» **What is asked**
Check every line for the word "administrator" and give the number of lines where it occurs, nothing else.

********************

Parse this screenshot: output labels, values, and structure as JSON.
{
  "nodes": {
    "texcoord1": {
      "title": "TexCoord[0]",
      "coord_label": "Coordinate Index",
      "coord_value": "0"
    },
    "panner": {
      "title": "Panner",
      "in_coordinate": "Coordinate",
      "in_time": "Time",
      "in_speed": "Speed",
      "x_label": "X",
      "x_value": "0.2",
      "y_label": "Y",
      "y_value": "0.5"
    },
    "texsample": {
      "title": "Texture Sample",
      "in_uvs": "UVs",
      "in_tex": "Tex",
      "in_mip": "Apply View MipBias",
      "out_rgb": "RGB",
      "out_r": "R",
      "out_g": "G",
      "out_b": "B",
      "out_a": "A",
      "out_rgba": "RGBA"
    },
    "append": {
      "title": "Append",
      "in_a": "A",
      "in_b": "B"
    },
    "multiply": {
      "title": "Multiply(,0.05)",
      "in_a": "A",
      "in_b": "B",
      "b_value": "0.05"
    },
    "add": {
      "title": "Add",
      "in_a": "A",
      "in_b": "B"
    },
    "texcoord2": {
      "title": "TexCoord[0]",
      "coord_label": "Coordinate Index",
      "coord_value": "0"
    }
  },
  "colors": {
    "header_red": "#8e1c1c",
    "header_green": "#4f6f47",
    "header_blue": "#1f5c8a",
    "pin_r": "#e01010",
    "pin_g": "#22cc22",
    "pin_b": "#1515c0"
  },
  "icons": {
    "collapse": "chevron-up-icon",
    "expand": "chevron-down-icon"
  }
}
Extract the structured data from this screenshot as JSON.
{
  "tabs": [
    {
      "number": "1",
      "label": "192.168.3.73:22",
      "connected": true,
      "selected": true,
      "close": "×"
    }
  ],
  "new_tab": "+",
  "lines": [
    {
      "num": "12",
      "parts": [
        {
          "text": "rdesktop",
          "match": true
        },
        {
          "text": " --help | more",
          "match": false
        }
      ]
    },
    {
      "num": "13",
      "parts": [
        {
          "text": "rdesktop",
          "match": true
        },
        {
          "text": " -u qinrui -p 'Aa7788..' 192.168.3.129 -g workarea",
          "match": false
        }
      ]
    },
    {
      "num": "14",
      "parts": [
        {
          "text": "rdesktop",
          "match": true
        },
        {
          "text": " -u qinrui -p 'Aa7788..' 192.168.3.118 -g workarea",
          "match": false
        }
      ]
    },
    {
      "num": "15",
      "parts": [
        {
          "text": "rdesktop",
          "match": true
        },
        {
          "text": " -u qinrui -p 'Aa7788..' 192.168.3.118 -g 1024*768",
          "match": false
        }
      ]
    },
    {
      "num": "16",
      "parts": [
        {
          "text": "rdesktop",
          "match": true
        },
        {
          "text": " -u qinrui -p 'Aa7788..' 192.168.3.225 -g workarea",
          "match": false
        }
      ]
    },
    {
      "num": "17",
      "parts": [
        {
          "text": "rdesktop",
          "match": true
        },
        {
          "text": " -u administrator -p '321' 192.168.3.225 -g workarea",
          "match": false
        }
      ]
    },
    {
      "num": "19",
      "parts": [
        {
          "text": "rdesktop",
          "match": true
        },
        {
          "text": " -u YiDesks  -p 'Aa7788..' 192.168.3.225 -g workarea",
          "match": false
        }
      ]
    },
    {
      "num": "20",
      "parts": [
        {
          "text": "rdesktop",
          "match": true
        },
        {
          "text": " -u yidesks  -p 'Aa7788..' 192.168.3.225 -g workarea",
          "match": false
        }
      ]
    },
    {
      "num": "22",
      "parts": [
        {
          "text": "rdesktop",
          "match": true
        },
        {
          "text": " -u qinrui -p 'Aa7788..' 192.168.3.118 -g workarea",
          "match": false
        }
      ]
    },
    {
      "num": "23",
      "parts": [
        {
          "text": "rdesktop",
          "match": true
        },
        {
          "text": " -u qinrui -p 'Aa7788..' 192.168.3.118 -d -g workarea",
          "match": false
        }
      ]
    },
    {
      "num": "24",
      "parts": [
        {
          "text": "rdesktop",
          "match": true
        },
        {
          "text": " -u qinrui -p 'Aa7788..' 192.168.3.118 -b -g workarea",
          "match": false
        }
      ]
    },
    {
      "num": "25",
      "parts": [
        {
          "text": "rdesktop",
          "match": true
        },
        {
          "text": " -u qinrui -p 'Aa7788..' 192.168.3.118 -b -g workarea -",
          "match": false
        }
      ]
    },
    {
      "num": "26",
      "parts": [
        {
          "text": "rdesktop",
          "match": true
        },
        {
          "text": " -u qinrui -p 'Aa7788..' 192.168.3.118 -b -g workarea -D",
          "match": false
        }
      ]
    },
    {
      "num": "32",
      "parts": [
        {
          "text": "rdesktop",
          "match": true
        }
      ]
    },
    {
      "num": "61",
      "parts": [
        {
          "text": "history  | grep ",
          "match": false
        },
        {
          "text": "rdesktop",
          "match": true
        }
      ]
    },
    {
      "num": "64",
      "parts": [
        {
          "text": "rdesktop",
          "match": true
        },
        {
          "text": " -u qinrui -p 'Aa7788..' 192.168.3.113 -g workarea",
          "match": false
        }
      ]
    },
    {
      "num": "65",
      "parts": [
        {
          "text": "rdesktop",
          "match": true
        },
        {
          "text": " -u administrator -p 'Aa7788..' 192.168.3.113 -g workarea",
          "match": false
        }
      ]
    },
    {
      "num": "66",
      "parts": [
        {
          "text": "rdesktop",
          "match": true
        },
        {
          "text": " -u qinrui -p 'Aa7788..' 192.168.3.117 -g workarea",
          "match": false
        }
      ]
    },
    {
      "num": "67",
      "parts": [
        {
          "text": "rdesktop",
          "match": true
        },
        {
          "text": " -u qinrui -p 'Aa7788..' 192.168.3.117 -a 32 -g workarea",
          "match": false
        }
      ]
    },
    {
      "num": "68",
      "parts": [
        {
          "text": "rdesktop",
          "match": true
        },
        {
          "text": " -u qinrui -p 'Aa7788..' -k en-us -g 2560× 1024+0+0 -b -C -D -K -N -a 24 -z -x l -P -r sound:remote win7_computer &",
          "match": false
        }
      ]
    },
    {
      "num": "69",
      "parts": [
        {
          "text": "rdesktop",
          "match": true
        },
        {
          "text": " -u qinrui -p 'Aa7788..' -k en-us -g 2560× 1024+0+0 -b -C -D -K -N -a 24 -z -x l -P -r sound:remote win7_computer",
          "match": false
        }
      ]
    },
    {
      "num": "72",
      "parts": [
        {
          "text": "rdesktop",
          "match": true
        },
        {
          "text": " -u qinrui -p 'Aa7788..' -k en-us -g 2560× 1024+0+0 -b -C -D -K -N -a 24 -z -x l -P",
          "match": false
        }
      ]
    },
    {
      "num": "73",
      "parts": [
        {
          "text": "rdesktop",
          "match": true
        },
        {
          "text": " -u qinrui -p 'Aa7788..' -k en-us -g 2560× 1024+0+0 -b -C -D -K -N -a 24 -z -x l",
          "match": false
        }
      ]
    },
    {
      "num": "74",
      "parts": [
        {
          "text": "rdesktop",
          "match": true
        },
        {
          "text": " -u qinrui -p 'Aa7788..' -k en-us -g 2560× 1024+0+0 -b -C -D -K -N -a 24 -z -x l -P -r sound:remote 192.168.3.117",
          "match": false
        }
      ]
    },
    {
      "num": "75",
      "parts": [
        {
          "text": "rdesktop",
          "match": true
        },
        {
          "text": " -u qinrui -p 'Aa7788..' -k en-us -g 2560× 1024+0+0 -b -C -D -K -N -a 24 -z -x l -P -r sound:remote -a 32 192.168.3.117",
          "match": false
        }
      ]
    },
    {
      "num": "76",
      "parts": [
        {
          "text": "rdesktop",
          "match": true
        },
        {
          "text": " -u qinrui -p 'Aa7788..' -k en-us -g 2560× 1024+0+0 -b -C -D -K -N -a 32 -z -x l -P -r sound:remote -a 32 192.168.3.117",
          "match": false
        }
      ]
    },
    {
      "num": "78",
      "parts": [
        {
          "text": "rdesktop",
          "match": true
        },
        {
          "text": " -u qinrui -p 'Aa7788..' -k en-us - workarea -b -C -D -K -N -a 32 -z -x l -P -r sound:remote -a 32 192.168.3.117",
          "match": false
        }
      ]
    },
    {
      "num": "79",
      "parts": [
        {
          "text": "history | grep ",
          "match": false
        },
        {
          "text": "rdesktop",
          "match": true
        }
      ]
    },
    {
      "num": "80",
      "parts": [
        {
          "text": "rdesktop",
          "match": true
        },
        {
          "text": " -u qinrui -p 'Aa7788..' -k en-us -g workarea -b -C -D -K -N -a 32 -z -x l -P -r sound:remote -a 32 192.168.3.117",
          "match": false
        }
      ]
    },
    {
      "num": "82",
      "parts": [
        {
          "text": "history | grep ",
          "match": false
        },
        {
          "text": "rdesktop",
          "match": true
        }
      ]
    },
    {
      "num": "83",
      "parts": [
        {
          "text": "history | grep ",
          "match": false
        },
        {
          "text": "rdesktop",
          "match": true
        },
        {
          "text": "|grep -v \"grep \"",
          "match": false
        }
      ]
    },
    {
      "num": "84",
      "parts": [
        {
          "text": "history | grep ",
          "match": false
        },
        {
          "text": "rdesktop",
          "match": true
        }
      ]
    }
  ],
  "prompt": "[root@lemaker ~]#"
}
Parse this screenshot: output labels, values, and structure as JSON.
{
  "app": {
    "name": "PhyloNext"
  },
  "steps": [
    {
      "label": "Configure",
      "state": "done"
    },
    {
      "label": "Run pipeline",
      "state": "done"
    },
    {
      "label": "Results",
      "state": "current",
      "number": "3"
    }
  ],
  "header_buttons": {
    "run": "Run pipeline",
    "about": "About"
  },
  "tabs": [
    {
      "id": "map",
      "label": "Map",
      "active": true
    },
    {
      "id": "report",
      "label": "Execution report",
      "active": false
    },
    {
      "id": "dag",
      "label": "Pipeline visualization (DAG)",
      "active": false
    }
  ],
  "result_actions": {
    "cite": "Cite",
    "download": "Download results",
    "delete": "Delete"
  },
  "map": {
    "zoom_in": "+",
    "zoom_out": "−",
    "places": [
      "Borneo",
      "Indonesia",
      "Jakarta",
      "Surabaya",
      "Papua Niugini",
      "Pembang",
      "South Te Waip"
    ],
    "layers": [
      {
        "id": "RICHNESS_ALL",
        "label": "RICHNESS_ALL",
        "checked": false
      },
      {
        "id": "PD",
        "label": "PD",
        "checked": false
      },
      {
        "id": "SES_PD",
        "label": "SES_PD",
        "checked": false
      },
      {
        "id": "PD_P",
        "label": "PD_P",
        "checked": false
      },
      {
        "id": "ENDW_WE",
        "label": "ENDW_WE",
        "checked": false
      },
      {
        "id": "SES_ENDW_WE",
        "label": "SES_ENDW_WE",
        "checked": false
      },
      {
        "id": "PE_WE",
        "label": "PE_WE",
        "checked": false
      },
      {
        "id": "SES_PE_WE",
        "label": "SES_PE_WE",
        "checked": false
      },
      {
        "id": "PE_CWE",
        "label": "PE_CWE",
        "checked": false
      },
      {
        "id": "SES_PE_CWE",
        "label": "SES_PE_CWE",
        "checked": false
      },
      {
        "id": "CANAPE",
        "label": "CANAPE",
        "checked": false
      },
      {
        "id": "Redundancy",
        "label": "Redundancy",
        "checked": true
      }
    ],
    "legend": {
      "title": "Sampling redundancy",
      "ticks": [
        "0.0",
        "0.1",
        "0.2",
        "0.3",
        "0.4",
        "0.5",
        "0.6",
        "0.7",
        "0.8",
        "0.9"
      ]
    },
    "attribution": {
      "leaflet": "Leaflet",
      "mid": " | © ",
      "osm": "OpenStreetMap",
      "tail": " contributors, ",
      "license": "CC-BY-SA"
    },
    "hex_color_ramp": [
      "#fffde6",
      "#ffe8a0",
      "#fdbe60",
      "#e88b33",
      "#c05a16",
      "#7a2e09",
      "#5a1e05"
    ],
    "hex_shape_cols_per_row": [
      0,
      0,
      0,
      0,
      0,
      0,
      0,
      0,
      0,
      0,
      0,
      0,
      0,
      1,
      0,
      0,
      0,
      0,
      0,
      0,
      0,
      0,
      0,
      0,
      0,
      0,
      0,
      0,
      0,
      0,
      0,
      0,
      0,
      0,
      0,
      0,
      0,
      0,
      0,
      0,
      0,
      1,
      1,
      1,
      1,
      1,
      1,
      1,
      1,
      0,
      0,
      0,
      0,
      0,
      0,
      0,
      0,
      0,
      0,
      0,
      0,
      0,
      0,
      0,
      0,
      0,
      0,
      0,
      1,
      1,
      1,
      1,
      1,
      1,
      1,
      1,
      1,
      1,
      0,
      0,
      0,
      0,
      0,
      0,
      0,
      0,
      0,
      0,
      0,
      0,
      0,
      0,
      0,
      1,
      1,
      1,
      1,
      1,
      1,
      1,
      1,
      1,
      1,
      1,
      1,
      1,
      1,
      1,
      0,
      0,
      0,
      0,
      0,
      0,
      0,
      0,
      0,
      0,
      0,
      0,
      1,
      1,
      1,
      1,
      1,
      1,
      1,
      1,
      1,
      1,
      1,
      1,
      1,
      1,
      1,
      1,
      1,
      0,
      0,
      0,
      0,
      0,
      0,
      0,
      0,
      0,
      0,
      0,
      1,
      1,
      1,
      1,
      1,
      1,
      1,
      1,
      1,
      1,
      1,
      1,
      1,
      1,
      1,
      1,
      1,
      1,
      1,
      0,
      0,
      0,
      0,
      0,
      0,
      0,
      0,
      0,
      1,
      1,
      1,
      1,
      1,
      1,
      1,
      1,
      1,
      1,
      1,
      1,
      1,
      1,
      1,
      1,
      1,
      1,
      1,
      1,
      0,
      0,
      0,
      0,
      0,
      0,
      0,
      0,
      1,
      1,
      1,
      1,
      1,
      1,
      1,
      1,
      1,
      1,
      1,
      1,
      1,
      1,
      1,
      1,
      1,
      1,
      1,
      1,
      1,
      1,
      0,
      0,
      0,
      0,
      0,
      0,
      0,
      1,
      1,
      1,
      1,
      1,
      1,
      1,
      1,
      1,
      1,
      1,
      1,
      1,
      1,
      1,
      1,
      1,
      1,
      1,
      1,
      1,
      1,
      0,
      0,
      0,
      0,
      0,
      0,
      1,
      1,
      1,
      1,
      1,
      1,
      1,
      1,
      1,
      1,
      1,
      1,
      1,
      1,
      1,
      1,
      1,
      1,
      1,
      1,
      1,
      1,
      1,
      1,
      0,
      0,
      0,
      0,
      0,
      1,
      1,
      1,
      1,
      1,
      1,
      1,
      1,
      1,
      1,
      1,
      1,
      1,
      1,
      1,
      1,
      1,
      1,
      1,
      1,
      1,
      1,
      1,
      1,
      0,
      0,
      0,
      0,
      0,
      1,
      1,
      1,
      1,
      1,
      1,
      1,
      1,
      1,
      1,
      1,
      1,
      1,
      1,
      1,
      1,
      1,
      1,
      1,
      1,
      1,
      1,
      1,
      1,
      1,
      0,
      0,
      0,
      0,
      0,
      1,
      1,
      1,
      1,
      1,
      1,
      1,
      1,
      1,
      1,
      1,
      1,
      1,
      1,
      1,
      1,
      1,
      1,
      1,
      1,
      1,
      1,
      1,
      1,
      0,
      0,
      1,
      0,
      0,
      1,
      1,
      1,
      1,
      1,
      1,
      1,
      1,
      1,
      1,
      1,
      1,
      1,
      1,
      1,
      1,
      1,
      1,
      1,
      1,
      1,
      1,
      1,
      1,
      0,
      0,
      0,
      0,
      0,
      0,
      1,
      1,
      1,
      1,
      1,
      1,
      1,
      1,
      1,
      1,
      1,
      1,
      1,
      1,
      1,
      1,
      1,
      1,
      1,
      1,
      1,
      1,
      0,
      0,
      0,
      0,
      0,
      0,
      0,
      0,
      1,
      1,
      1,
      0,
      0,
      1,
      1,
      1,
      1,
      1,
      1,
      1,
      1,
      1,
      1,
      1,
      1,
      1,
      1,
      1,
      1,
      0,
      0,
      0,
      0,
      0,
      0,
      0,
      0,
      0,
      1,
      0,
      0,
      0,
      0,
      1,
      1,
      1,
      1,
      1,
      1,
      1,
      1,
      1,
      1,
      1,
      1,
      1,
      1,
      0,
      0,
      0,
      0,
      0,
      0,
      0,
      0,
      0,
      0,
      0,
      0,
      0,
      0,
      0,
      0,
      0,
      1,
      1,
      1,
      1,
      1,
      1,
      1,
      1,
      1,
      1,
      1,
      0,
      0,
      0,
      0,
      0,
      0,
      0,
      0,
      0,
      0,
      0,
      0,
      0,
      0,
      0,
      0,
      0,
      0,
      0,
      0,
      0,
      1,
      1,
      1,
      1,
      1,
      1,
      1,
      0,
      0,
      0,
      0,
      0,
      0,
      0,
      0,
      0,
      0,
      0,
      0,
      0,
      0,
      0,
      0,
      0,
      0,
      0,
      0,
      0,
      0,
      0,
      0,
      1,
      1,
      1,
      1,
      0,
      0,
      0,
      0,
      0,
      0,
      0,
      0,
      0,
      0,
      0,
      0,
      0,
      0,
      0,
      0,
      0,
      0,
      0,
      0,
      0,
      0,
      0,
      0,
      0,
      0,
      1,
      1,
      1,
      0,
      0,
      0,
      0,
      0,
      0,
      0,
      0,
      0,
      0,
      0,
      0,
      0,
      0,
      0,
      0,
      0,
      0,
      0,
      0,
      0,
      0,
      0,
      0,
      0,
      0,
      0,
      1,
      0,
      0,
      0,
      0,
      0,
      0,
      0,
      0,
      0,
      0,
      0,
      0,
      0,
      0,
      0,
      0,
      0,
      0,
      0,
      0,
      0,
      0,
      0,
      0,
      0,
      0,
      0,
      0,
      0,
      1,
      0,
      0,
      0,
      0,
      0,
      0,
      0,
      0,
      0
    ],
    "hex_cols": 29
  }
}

********************

» **Final result**
2